[DOCUMENT SEGMENT]

I'll tell you what. Nothing fucking good.
When I started this here endeavor to stunt-cook a bunch of Pol Martin recipes, I honestly was doing it with a spirit of inquiry. There's enough mean-spirited dunking on stuff in the world, and I don't need to add to that. I'll get out my poison pen if I need to, but that's not the primary goal. Plus, I don't want to waste a bunch of food and my time. Life's just too godamn short, and eggs are too expensive.
With that said, "Banana-Filled Omelet" was easily the worst thing I've made in the last decade. Maybe even the last two.
And look, I know: with a name like that, what was I expecting? I honestly chose it because it sounded interesting and unusual. Later, after spitting everything in the trash and recovering with grilled cheese sandwiches, I even said to my husband that I thought it would be fine because banana pudding has milk, eggs, sugar, and bananas. At which point he began laughing at me with the same level of horrified confusion as I did when making this cursed repast. I'm beginning to realize the amount of involuntary cackling I do while cooking these recipes correlates strongly with how bad they are. This was like cackle one million.
So let's get into this catastrophe, shall we?
The first thing that Pol has me do is fry sliced bananas in butter and brown sugar. Here's where the recipe really seems dated, because there's only the barest of instructions about how to accomplish this task. Fine, okay, I'm a big girl. I'll muddle through. The bananas were actually just fine at this point; like there's nothing wrong with bananas cooked in butter and brown sugar.

[Dataset records]

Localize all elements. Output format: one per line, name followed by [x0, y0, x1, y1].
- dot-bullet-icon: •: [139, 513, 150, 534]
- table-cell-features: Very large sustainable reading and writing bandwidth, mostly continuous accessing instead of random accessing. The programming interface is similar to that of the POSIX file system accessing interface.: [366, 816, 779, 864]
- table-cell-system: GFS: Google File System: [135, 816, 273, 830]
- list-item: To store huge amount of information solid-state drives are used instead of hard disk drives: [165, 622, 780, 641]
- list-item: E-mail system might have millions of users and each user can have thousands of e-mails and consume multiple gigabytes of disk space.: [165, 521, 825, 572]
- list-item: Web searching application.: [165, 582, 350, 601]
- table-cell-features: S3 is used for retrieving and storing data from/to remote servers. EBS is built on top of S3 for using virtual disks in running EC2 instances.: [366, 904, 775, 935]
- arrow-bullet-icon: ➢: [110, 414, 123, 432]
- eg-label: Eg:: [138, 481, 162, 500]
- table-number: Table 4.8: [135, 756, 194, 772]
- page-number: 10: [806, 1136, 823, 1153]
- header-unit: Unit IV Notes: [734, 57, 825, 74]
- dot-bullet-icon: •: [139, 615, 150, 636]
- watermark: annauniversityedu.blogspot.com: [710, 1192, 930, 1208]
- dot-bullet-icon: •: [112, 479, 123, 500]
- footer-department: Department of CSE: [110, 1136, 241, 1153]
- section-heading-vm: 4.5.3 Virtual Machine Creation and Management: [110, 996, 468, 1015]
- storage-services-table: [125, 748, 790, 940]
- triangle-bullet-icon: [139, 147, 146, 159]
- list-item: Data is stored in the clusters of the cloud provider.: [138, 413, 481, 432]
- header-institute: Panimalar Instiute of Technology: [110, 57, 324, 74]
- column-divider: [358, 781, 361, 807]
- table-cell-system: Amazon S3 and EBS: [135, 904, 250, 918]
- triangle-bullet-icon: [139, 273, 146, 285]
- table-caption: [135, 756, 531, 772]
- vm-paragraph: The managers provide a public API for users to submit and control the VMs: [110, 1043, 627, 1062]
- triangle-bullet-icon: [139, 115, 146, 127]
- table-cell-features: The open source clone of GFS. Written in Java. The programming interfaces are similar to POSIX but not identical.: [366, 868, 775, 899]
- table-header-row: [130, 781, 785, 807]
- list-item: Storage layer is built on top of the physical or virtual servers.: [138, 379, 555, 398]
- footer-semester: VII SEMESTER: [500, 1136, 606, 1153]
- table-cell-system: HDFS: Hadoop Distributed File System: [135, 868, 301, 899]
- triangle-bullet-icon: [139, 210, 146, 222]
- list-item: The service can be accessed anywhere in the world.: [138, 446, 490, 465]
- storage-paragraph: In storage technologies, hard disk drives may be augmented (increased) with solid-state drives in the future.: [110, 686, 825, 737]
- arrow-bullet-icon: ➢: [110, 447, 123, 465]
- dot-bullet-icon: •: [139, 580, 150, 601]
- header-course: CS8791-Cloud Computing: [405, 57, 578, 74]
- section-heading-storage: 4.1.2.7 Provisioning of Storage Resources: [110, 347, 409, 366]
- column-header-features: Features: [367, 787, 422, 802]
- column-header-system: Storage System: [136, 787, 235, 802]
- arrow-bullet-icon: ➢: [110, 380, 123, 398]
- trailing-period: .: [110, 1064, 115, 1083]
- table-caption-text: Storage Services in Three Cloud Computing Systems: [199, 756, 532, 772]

[WORK INSTRUCTION 1] Translate this sentence from the banana-filled omelet post into Spanish: "Plus, I don't want to waste a bunch of food and my time."
[WORK INSTRUCTION 2] Pick up the banana-filled omelet post after its last sentence and keep writing it.

[ANSWER SECTION 1] Además, no quiero desperdiciar un montón de comida ni mi tiempo.

[ANSWER SECTION 2]
But if you've ever made caramel, you know what happens next: the brown sugar and butter fused into the hardest substance known to humanity. So I madly try to scrape out the banana-caramel crust while it's still hot, and then scrub at the pan for an inordinately long time to get it ready for the making of the omelet.
At the beginning of this project, I declared I was going to follow the recipe as closely as I was able, either emotionally or physically. (I will never boil leeks for thirty godamn minutes again, for example. My feelings still hurt from that.) I was apparently so discombobulated by the banana-caramel slash pan fusion, that I utterly forgot to add the milk and rum -- yes, you read that correctly -- to the eggs. I have a friend's grandma's recipe for pie crust which calls for vodka, and is pretty good. But I legit can't see how rum would improve eggs, so I'm just fine with having forgotten it.
So then I melt a staggering amount of butter, pour in the eggs, and arrange half of the bananas down the middle. I tried to follow his instructions for cooking eggs, but they were so vague I wasn't exactly sure what I was supposed to be doing. I'm not going to ding Pol for this though, because I think how people cook eggs is weirdly personal? Both my husband and I can cook a mean omelet, but I think his method is madness and vice versa. And really, the omelet part, in terms of general coherence and presentation, turned out just fine.
My response to the first bite was, "This is confusing." My kid took a bite, somehow missing a banana chunk, so that was just eggs and not terrible. My husband took a bite and then spit it directly into the trash. I took another bite and then the true horror of the thing in my mouth hit me, like a cut with a sharp knife that only hurts when you see the blood welling.
The counterpoint of the consistency of the bananas and the eggs ... like I'm trying to come up with a word that means "aggressively mushy" because "mushy" on its own does not connote aggressiveness. I think these two thesaurus recommendations come close:
quaggy: resembling a quagmire; marshy; boggy; soft and flabby
pulpous: soft, yielding, and fleshy, or resembling pulp.
I am always happy to add funky words to my vocabulary, but honest to god, I could have forgone the method.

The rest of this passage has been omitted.